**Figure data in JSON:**
____

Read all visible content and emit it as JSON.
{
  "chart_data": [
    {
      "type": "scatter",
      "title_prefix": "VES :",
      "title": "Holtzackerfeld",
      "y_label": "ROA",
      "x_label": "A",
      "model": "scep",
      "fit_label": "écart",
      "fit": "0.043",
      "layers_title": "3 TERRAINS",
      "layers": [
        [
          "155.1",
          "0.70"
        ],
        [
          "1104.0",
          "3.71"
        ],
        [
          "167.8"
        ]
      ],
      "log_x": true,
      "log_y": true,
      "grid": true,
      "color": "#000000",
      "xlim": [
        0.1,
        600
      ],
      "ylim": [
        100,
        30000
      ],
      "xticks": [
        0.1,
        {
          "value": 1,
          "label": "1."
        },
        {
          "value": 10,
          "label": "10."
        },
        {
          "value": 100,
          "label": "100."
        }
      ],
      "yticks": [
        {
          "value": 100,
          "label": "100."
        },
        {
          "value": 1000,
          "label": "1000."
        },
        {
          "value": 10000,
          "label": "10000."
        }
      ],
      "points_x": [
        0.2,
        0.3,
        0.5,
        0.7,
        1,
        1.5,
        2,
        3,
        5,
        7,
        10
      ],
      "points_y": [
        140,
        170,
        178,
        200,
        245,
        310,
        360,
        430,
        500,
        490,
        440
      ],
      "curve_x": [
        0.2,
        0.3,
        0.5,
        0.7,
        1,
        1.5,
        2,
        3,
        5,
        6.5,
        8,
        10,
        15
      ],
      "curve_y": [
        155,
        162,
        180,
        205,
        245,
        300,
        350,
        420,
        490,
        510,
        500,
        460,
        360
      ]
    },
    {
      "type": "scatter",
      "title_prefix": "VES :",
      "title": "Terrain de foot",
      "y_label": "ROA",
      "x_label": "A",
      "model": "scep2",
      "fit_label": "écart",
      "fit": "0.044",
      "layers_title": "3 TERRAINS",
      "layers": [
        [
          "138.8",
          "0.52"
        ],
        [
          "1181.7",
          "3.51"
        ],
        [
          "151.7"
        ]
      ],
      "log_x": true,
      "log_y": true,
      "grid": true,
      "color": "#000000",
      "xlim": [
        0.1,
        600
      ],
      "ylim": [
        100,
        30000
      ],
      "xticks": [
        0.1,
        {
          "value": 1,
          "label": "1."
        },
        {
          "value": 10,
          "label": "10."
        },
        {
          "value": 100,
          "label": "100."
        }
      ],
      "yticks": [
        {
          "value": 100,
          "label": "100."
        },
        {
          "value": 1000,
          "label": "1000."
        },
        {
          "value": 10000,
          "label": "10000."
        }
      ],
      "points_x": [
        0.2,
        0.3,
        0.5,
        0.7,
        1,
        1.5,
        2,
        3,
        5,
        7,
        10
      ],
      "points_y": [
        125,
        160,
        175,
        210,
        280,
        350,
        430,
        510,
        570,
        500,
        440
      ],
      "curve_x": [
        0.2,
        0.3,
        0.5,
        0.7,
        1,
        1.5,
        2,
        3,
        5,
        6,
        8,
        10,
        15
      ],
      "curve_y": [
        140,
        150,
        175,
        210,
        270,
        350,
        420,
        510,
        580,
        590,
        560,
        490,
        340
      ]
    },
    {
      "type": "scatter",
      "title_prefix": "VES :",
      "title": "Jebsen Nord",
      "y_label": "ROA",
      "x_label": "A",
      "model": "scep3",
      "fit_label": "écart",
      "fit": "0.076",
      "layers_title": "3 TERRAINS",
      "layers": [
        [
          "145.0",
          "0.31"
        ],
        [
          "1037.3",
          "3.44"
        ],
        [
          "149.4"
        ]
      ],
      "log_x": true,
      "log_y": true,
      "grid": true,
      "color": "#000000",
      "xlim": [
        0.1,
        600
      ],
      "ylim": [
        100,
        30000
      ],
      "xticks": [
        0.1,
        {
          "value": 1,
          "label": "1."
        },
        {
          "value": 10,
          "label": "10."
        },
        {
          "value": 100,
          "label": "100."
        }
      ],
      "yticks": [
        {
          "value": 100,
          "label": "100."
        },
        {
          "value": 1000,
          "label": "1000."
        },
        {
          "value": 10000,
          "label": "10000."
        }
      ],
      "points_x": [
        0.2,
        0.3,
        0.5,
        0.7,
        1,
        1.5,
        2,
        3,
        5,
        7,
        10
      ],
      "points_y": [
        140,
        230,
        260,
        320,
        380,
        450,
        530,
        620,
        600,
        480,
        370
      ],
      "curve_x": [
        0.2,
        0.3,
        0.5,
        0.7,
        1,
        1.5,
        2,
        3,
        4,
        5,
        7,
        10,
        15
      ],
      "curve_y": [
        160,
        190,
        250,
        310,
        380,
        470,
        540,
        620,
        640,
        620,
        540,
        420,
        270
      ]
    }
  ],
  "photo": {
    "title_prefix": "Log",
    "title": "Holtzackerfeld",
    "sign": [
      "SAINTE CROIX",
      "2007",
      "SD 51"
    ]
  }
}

____

**DO THIS:** Give a word-for-word copy of the records.

**SOLUTION TO THIS TASK:**
Read all visible content and emit it as JSON.
{
  "chart_data": [
    {
      "type": "scatter",
      "title_prefix": "VES :",
      "title": "Holtzackerfeld",
      "y_label": "ROA",
      "x_label": "A",
      "model": "scep",
      "fit_label": "écart",
      "fit": "0.043",
      "layers_title": "3 TERRAINS",
      "layers": [
        [
          "155.1",
          "0.70"
        ],
        [
          "1104.0",
          "3.71"
        ],
        [
          "167.8"
        ]
      ],
      "log_x": true,
      "log_y": true,
      "grid": true,
      "color": "#000000",
      "xlim": [
        0.1,
        600
      ],
      "ylim": [
        100,
        30000
      ],
      "xticks": [
        0.1,
        {
          "value": 1,
          "label": "1."
        },
        {
          "value": 10,
          "label": "10."
        },
        {
          "value": 100,
          "label": "100."
        }
      ],
      "yticks": [
        {
          "value": 100,
          "label": "100."
        },
        {
          "value": 1000,
          "label": "1000."
        },
        {
          "value": 10000,
          "label": "10000."
        }
      ],
      "points_x": [
        0.2,
        0.3,
        0.5,
        0.7,
        1,
        1.5,
        2,
        3,
        5,
        7,
        10
      ],
      "points_y": [
        140,
        170,
        178,
        200,
        245,
        310,
        360,
        430,
        500,
        490,
        440
      ],
      "curve_x": [
        0.2,
        0.3,
        0.5,
        0.7,
        1,
        1.5,
        2,
        3,
        5,
        6.5,
        8,
        10,
        15
      ],
      "curve_y": [
        155,
        162,
        180,
        205,
        245,
        300,
        350,
        420,
        490,
        510,
        500,
        460,
        360
      ]
    },
    {
      "type": "scatter",
      "title_prefix": "VES :",
      "title": "Terrain de foot",
      "y_label": "ROA",
      "x_label": "A",
      "model": "scep2",
      "fit_label": "écart",
      "fit": "0.044",
      "layers_title": "3 TERRAINS",
      "layers": [
        [
          "138.8",
          "0.52"
        ],
        [
          "1181.7",
          "3.51"
        ],
        [
          "151.7"
        ]
      ],
      "log_x": true,
      "log_y": true,
      "grid": true,
      "color": "#000000",
      "xlim": [
        0.1,
        600
      ],
      "ylim": [
        100,
        30000
      ],
      "xticks": [
        0.1,
        {
          "value": 1,
          "label": "1."
        },
        {
          "value": 10,
          "label": "10."
        },
        {
          "value": 100,
          "label": "100."
        }
      ],
      "yticks": [
        {
          "value": 100,
          "label": "100."
        },
        {
          "value": 1000,
          "label": "1000."
        },
        {
          "value": 10000,
          "label": "10000."
        }
      ],
      "points_x": [
        0.2,
        0.3,
        0.5,
        0.7,
        1,
        1.5,
        2,
        3,
        5,
        7,
        10
      ],
      "points_y": [
        125,
        160,
        175,
        210,
        280,
        350,
        430,
        510,
        570,
        500,
        440
      ],
      "curve_x": [
        0.2,
        0.3,
        0.5,
        0.7,
        1,
        1.5,
        2,
        3,
        5,
        6,
        8,
        10,
        15
      ],
      "curve_y": [
        140,
        150,
        175,
        210,
        270,
        350,
        420,
        510,
        580,
        590,
        560,
        490,
        340
      ]
    },
    {
      "type": "scatter",
      "title_prefix": "VES :",
      "title": "Jebsen Nord",
      "y_label": "ROA",
      "x_label": "A",
      "model": "scep3",
      "fit_label": "écart",
      "fit": "0.076",
      "layers_title": "3 TERRAINS",
      "layers": [
        [
          "145.0",
          "0.31"
        ],
        [
          "1037.3",
          "3.44"
        ],
        [
          "149.4"
        ]
      ],
      "log_x": true,
      "log_y": true,
      "grid": true,
      "color": "#000000",
      "xlim": [
        0.1,
        600
      ],
      "ylim": [
        100,
        30000
      ],
      "xticks": [
        0.1,
        {
          "value": 1,
          "label": "1."
        },
        {
          "value": 10,
          "label": "10."
        },
        {
          "value": 100,
          "label": "100."
        }
      ],
      "yticks": [
        {
          "value": 100,
          "label": "100."
        },
        {
          "value": 1000,
          "label": "1000."
        },
        {
          "value": 10000,
          "label": "10000."
        }
      ],
      "points_x": [
        0.2,
        0.3,
        0.5,
        0.7,
        1,
        1.5,
        2,
        3,
        5,
        7,
        10
      ],
      "points_y": [
        140,
        230,
        260,
        320,
        380,
        450,
        530,
        620,
        600,
        480,
        370
      ],
      "curve_x": [
        0.2,
        0.3,
        0.5,
        0.7,
        1,
        1.5,
        2,
        3,
        4,
        5,
        7,
        10,
        15
      ],
      "curve_y": [
        160,
        190,
        250,
        310,
        380,
        470,
        540,
        620,
        640,
        620,
        540,
        420,
        270
      ]
    }
  ],
  "photo": {
    "title_prefix": "Log",
    "title": "Holtzackerfeld",
    "sign": [
      "SAINTE CROIX",
      "2007",
      "SD 51"
    ]
  }
}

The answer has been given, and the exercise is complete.